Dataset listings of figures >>
▬▬▬
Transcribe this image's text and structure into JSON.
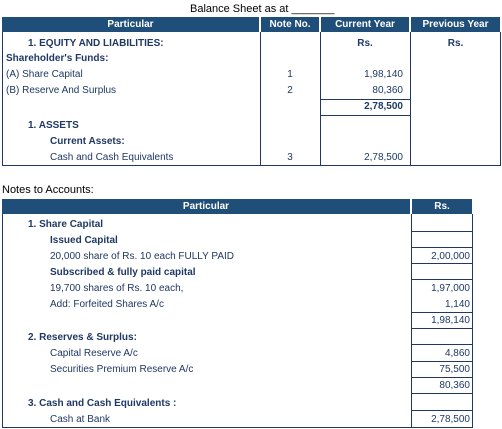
{
  "balance_sheet": {
    "title": "Balance Sheet as at _______",
    "headers": {
      "particular": "Particular",
      "note_no": "Note No.",
      "current_year": "Current Year",
      "previous_year": "Previous Year"
    },
    "currency_current": "Rs.",
    "currency_previous": "Rs.",
    "equity_heading": "1.  EQUITY AND LIABILITIES:",
    "shareholders_funds": "Shareholder's Funds:",
    "share_capital": {
      "label": "(A) Share Capital",
      "note": "1",
      "value": "1,98,140"
    },
    "reserve_surplus": {
      "label": "(B) Reserve And Surplus",
      "note": "2",
      "value": "80,360"
    },
    "total_liabilities": "2,78,500",
    "assets_heading": "1.  ASSETS",
    "current_assets": "Current Assets:",
    "cash": {
      "label": "Cash and Cash Equivalents",
      "note": "3",
      "value": "2,78,500"
    }
  },
  "notes": {
    "title": "Notes to Accounts:",
    "headers": {
      "particular": "Particular",
      "amount": "Rs."
    },
    "note1": {
      "heading": "1.  Share Capital",
      "issued_heading": "Issued Capital",
      "issued_line": "20,000 share of Rs. 10 each FULLY PAID",
      "issued_value": "2,00,000",
      "subscribed_heading": "Subscribed & fully paid capital",
      "subscribed_line": "19,700 shares of Rs. 10 each,",
      "subscribed_value": "1,97,000",
      "forfeited_line": "Add: Forfeited Shares A/c",
      "forfeited_value": "1,140",
      "total": "1,98,140"
    },
    "note2": {
      "heading": "2.  Reserves & Surplus:",
      "capital_reserve": {
        "label": "Capital Reserve A/c",
        "value": "4,860"
      },
      "securities_premium": {
        "label": "Securities Premium Reserve A/c",
        "value": "75,500"
      },
      "total": "80,360"
    },
    "note3": {
      "heading": "3.  Cash and Cash Equivalents :",
      "cash_at_bank": {
        "label": "Cash at Bank",
        "value": "2,78,500"
      }
    }
  }
}
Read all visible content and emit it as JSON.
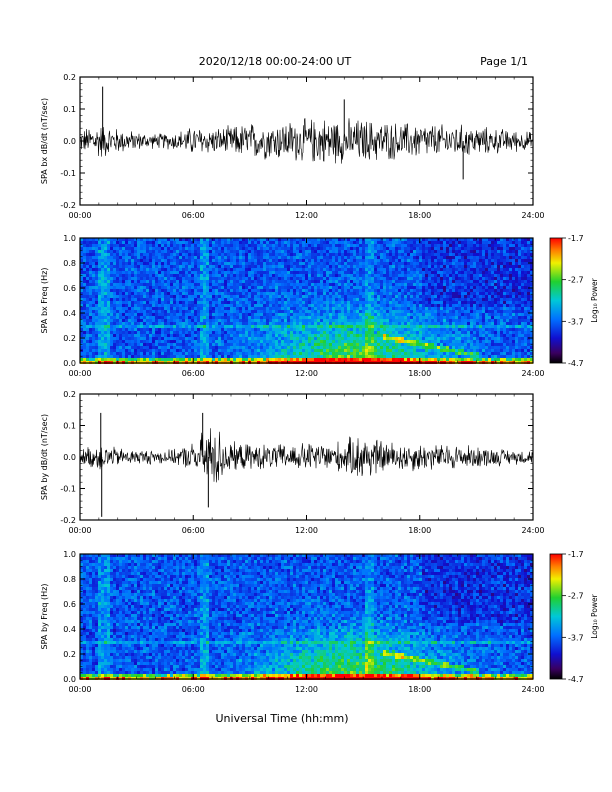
▬▬▬
EXERCISE >> Every line that holds the word "label" should be extracted.

EXERCISE RESPONSE >>
      "label": "(A) Share Capital",
      "label": "(B) Reserve And Surplus",
      "label": "Cash and Cash Equivalents",
        "label": "Capital Reserve A/c",
        "label": "Securities Premium Reserve A/c",
        "label": "Cash at Bank",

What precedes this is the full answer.